[Direction]:
Copy each line below in which the word "plus" occurs.

(Data listing)
________
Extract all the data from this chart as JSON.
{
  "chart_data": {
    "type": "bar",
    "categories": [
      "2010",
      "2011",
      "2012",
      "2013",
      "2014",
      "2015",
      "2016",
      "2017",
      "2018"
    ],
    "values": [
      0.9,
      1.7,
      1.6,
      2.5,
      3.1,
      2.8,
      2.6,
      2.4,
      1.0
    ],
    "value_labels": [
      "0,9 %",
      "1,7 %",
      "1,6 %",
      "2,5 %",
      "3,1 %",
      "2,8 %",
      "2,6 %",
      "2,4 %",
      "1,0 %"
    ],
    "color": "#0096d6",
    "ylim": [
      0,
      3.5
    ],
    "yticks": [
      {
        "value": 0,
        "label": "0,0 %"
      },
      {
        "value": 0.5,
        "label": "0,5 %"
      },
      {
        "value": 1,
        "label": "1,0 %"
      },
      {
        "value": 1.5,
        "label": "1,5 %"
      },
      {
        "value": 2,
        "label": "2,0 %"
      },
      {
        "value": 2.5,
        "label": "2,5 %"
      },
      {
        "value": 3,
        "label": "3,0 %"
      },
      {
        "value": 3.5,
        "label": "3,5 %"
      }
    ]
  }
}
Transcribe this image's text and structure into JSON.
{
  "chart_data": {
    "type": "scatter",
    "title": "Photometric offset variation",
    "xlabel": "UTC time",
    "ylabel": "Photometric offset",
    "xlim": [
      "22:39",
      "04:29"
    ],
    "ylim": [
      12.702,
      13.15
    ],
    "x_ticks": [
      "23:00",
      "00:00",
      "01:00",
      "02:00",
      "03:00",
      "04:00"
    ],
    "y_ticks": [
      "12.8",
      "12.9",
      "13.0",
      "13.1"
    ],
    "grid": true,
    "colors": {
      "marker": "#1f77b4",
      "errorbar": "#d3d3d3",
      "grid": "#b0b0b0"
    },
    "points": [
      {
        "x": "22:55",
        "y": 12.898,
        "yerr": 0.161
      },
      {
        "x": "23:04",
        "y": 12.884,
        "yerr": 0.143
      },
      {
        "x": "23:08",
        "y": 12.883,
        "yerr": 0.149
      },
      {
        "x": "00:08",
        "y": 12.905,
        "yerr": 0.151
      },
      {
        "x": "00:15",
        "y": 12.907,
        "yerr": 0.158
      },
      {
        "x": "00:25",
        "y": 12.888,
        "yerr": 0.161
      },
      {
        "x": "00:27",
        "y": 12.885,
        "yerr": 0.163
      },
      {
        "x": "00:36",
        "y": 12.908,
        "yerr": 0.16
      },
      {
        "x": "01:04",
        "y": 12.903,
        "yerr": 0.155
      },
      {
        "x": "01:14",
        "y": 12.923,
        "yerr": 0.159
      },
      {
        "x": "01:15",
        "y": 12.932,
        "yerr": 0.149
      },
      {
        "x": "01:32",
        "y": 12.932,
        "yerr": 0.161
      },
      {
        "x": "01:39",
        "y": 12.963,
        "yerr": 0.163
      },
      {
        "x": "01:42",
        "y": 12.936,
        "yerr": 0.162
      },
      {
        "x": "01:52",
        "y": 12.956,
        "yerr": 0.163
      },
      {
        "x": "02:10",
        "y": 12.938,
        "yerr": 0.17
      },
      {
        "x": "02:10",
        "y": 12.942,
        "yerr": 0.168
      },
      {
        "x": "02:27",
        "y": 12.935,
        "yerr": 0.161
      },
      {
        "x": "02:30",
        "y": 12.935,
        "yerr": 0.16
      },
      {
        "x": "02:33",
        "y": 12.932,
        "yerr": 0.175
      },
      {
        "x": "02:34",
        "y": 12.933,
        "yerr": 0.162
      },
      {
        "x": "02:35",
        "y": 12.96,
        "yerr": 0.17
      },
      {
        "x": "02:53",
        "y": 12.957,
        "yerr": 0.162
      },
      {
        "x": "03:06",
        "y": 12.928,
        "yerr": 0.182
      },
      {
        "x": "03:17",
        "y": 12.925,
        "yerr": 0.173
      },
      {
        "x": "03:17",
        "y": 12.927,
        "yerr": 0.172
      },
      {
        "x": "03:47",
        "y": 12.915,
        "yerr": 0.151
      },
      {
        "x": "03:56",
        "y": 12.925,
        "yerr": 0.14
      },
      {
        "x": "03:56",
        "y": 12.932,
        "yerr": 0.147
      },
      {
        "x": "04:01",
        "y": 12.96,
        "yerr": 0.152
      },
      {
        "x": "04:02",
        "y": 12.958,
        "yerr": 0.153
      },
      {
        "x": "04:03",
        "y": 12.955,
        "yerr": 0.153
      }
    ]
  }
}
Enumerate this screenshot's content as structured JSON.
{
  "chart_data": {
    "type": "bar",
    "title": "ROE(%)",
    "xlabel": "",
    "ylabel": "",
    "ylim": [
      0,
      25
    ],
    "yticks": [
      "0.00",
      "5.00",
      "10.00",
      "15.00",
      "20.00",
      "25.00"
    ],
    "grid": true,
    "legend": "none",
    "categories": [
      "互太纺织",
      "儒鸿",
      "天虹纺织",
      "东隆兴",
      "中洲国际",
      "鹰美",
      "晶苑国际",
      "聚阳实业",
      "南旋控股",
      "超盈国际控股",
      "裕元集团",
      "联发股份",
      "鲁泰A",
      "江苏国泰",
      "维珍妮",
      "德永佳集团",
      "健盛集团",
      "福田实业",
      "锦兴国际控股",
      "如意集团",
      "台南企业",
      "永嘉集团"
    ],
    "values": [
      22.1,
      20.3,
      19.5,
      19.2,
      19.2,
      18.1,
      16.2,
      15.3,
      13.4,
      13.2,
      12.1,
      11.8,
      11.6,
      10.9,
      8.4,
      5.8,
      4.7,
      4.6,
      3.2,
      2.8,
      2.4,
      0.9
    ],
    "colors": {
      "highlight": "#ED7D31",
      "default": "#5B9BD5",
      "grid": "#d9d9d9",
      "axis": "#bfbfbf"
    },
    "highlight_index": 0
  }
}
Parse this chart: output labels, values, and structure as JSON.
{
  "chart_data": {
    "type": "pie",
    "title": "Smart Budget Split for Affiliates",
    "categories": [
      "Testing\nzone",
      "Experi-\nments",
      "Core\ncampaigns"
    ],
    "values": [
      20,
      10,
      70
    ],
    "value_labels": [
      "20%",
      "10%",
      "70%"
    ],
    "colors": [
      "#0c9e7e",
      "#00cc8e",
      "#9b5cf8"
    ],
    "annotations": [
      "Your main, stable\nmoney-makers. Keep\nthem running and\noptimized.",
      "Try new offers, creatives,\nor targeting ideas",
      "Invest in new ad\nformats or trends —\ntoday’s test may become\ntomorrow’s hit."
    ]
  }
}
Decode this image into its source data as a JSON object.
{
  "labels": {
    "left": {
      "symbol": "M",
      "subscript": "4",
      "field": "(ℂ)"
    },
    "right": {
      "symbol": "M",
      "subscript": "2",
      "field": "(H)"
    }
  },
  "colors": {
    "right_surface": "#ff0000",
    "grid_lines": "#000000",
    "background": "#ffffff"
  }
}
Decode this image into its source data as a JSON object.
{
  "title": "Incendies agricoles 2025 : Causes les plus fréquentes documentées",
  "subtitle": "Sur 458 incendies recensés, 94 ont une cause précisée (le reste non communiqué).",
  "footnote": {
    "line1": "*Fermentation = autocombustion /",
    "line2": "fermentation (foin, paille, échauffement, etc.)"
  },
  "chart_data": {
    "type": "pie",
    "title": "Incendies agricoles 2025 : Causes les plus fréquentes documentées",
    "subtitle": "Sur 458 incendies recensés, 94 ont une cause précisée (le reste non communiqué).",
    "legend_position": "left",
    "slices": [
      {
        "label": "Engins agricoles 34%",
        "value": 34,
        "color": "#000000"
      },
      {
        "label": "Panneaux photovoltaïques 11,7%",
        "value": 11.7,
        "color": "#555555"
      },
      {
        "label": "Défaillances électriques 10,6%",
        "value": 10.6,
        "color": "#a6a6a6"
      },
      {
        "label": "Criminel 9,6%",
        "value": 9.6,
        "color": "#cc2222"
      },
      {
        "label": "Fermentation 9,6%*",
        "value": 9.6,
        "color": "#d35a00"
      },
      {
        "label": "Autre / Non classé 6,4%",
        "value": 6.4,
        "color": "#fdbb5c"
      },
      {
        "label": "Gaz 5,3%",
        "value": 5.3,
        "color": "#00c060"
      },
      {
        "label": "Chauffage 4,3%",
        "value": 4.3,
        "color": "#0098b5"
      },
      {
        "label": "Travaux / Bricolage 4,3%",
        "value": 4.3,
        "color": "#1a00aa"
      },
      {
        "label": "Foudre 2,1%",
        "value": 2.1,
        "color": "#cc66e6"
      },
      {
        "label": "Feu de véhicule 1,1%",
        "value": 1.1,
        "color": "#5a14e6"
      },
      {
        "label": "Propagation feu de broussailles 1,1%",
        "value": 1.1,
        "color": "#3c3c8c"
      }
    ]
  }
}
________
[Answer to this task]:
  "title": "Incendies agricoles 2025 : Causes les plus fréquentes documentées",
    "title": "Incendies agricoles 2025 : Causes les plus fréquentes documentées",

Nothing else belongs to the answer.